=== WHAT IS BEING ASKED ===
Gather each line in the entries that includes the string "webdriver".

**** DATASET CONTENT ****

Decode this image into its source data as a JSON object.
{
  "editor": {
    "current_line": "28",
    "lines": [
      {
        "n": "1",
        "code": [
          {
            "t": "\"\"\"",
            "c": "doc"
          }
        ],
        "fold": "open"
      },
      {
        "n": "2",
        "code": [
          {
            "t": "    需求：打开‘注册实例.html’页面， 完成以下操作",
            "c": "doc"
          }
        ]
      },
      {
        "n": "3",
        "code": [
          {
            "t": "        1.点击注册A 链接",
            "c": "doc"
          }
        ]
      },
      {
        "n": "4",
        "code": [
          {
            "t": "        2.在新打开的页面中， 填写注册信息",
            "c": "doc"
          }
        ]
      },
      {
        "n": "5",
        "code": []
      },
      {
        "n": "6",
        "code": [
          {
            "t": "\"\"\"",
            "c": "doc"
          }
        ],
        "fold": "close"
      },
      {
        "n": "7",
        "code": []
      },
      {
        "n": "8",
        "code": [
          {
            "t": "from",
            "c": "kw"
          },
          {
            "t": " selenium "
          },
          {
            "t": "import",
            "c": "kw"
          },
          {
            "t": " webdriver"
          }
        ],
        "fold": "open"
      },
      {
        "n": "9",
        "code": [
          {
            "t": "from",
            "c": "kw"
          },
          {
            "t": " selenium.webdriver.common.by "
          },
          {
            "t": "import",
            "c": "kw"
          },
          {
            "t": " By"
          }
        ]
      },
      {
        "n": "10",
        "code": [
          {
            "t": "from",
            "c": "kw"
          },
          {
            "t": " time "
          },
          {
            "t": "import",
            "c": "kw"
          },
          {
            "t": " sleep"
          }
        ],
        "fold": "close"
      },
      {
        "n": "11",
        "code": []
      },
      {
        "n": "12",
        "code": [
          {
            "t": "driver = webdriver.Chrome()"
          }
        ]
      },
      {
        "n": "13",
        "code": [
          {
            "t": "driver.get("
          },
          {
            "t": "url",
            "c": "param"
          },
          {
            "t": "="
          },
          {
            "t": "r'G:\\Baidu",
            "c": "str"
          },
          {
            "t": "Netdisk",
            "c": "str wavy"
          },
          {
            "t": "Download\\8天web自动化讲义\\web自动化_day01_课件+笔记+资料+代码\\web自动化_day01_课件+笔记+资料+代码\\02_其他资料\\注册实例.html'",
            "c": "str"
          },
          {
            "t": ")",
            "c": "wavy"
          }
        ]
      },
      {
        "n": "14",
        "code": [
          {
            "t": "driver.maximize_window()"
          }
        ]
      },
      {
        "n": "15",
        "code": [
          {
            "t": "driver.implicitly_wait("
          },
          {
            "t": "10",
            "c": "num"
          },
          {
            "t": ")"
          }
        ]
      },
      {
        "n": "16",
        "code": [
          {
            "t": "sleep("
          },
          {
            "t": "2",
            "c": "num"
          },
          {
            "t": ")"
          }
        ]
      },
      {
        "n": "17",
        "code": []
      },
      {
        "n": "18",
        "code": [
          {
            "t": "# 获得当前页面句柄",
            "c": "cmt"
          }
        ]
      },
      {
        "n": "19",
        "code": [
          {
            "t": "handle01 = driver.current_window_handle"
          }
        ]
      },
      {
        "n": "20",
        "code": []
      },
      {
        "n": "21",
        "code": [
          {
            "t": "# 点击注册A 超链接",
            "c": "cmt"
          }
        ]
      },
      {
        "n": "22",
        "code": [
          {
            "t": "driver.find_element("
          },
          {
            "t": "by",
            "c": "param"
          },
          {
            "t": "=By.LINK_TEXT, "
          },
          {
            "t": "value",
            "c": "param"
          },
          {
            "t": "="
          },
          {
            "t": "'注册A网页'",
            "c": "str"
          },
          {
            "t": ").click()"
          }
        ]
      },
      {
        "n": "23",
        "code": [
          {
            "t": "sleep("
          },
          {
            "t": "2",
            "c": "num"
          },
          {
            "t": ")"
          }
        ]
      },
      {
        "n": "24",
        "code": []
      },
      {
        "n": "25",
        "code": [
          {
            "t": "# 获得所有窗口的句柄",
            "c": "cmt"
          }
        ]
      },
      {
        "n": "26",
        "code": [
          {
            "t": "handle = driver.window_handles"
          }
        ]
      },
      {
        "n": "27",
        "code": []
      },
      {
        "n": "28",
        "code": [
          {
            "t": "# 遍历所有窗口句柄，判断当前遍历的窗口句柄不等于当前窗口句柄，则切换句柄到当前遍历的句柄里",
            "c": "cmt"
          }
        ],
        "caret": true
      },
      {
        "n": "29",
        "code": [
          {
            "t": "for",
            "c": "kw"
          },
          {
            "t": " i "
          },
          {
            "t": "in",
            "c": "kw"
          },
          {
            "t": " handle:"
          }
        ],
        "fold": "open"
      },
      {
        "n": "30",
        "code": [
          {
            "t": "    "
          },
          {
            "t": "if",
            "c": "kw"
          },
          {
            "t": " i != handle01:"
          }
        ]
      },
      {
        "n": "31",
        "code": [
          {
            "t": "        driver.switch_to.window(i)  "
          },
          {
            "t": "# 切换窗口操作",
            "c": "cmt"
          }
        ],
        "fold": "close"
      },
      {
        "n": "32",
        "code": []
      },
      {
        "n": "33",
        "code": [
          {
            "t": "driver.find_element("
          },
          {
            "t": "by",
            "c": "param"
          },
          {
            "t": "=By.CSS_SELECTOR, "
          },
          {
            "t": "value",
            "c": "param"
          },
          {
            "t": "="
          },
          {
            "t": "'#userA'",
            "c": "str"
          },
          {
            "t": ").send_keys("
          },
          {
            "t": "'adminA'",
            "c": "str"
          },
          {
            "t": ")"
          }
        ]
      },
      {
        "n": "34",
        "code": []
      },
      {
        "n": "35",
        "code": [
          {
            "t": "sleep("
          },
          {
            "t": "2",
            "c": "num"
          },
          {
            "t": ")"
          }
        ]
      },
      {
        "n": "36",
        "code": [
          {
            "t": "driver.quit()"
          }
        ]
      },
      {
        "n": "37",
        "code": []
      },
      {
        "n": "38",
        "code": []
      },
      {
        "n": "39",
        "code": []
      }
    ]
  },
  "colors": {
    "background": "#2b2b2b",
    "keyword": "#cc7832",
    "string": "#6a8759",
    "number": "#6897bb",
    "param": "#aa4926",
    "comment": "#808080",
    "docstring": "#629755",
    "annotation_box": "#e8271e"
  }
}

****

=== TASK SOLUTION ===
            "t": " webdriver"
            "t": " selenium.webdriver.common.by "
            "t": "driver = webdriver.Chrome()"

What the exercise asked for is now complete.